-- Recorded data start --

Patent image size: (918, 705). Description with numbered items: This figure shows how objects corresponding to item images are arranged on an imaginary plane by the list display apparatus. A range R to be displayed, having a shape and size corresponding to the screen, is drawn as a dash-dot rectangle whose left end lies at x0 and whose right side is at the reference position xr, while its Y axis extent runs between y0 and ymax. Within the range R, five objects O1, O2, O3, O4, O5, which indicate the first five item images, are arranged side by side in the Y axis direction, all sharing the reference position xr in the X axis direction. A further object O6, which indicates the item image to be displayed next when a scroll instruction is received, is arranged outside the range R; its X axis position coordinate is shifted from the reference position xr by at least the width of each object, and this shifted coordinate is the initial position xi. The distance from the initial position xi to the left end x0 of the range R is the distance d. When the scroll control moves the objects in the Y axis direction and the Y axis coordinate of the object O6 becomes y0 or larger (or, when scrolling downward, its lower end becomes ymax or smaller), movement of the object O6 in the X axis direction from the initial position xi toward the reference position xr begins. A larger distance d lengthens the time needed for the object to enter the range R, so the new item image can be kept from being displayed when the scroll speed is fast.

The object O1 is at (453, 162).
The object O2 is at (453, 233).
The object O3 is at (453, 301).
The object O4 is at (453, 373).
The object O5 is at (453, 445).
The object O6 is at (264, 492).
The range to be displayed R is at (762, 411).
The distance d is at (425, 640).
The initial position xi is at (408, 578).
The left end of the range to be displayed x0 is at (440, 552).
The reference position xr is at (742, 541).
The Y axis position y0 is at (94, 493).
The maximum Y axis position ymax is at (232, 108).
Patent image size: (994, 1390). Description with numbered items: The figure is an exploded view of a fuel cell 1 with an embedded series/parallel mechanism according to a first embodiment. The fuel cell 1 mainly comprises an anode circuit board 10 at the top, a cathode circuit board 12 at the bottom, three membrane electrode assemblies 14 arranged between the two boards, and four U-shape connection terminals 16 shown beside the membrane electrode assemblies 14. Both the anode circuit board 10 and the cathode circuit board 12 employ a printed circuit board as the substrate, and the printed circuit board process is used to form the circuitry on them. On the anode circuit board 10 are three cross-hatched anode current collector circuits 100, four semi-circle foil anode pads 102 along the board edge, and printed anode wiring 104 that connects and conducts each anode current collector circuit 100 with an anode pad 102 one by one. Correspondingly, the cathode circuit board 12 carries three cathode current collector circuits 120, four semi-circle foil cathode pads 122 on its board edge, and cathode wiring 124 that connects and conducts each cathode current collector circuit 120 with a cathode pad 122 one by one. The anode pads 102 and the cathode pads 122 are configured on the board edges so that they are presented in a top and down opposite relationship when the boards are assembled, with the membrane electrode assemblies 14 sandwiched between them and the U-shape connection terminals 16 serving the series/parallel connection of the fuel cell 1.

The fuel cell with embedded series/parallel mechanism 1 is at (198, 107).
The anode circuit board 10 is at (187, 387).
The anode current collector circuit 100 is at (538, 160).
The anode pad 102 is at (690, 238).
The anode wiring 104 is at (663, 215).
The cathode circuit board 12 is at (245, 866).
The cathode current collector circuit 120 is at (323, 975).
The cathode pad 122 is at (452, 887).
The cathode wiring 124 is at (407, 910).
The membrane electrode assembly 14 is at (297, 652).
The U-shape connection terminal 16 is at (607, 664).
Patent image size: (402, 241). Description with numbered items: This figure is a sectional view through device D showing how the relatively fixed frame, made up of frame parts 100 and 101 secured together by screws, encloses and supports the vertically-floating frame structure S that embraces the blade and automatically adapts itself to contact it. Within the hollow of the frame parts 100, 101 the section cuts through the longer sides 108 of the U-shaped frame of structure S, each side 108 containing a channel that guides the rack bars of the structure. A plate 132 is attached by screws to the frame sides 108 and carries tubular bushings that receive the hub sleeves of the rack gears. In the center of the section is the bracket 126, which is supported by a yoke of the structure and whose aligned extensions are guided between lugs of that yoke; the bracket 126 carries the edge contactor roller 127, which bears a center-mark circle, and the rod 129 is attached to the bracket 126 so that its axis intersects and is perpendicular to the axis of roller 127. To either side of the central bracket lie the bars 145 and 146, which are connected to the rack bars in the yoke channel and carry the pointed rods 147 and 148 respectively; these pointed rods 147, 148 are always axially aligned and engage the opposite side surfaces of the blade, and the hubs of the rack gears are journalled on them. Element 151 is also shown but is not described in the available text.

-- Recorded data end --

[Objective] Update the material above by changing every "Patent image size" to "Drawing dimensions", and leave everything else unchanged.

[Output below]
Drawing dimensions: (918, 705). Description with numbered items: This figure shows how objects corresponding to item images are arranged on an imaginary plane by the list display apparatus. A range R to be displayed, having a shape and size corresponding to the screen, is drawn as a dash-dot rectangle whose left end lies at x0 and whose right side is at the reference position xr, while its Y axis extent runs between y0 and ymax. Within the range R, five objects O1, O2, O3, O4, O5, which indicate the first five item images, are arranged side by side in the Y axis direction, all sharing the reference position xr in the X axis direction. A further object O6, which indicates the item image to be displayed next when a scroll instruction is received, is arranged outside the range R; its X axis position coordinate is shifted from the reference position xr by at least the width of each object, and this shifted coordinate is the initial position xi. The distance from the initial position xi to the left end x0 of the range R is the distance d. When the scroll control moves the objects in the Y axis direction and the Y axis coordinate of the object O6 becomes y0 or larger (or, when scrolling downward, its lower end becomes ymax or smaller), movement of the object O6 in the X axis direction from the initial position xi toward the reference position xr begins. A larger distance d lengthens the time needed for the object to enter the range R, so the new item image can be kept from being displayed when the scroll speed is fast.

The object O1 is at (453, 162).
The object O2 is at (453, 233).
The object O3 is at (453, 301).
The object O4 is at (453, 373).
The object O5 is at (453, 445).
The object O6 is at (264, 492).
The range to be displayed R is at (762, 411).
The distance d is at (425, 640).
The initial position xi is at (408, 578).
The left end of the range to be displayed x0 is at (440, 552).
The reference position xr is at (742, 541).
The Y axis position y0 is at (94, 493).
The maximum Y axis position ymax is at (232, 108).
Drawing dimensions: (994, 1390). Description with numbered items: The figure is an exploded view of a fuel cell 1 with an embedded series/parallel mechanism according to a first embodiment. The fuel cell 1 mainly comprises an anode circuit board 10 at the top, a cathode circuit board 12 at the bottom, three membrane electrode assemblies 14 arranged between the two boards, and four U-shape connection terminals 16 shown beside the membrane electrode assemblies 14. Both the anode circuit board 10 and the cathode circuit board 12 employ a printed circuit board as the substrate, and the printed circuit board process is used to form the circuitry on them. On the anode circuit board 10 are three cross-hatched anode current collector circuits 100, four semi-circle foil anode pads 102 along the board edge, and printed anode wiring 104 that connects and conducts each anode current collector circuit 100 with an anode pad 102 one by one. Correspondingly, the cathode circuit board 12 carries three cathode current collector circuits 120, four semi-circle foil cathode pads 122 on its board edge, and cathode wiring 124 that connects and conducts each cathode current collector circuit 120 with a cathode pad 122 one by one. The anode pads 102 and the cathode pads 122 are configured on the board edges so that they are presented in a top and down opposite relationship when the boards are assembled, with the membrane electrode assemblies 14 sandwiched between them and the U-shape connection terminals 16 serving the series/parallel connection of the fuel cell 1.

The fuel cell with embedded series/parallel mechanism 1 is at (198, 107).
The anode circuit board 10 is at (187, 387).
The anode current collector circuit 100 is at (538, 160).
The anode pad 102 is at (690, 238).
The anode wiring 104 is at (663, 215).
The cathode circuit board 12 is at (245, 866).
The cathode current collector circuit 120 is at (323, 975).
The cathode pad 122 is at (452, 887).
The cathode wiring 124 is at (407, 910).
The membrane electrode assembly 14 is at (297, 652).
The U-shape connection terminal 16 is at (607, 664).
Drawing dimensions: (402, 241). Description with numbered items: This figure is a sectional view through device D showing how the relatively fixed frame, made up of frame parts 100 and 101 secured together by screws, encloses and supports the vertically-floating frame structure S that embraces the blade and automatically adapts itself to contact it. Within the hollow of the frame parts 100, 101 the section cuts through the longer sides 108 of the U-shaped frame of structure S, each side 108 containing a channel that guides the rack bars of the structure. A plate 132 is attached by screws to the frame sides 108 and carries tubular bushings that receive the hub sleeves of the rack gears. In the center of the section is the bracket 126, which is supported by a yoke of the structure and whose aligned extensions are guided between lugs of that yoke; the bracket 126 carries the edge contactor roller 127, which bears a center-mark circle, and the rod 129 is attached to the bracket 126 so that its axis intersects and is perpendicular to the axis of roller 127. To either side of the central bracket lie the bars 145 and 146, which are connected to the rack bars in the yoke channel and carry the pointed rods 147 and 148 respectively; these pointed rods 147, 148 are always axially aligned and engage the opposite side surfaces of the blade, and the hubs of the rack gears are journalled on them. Element 151 is also shown but is not described in the available text.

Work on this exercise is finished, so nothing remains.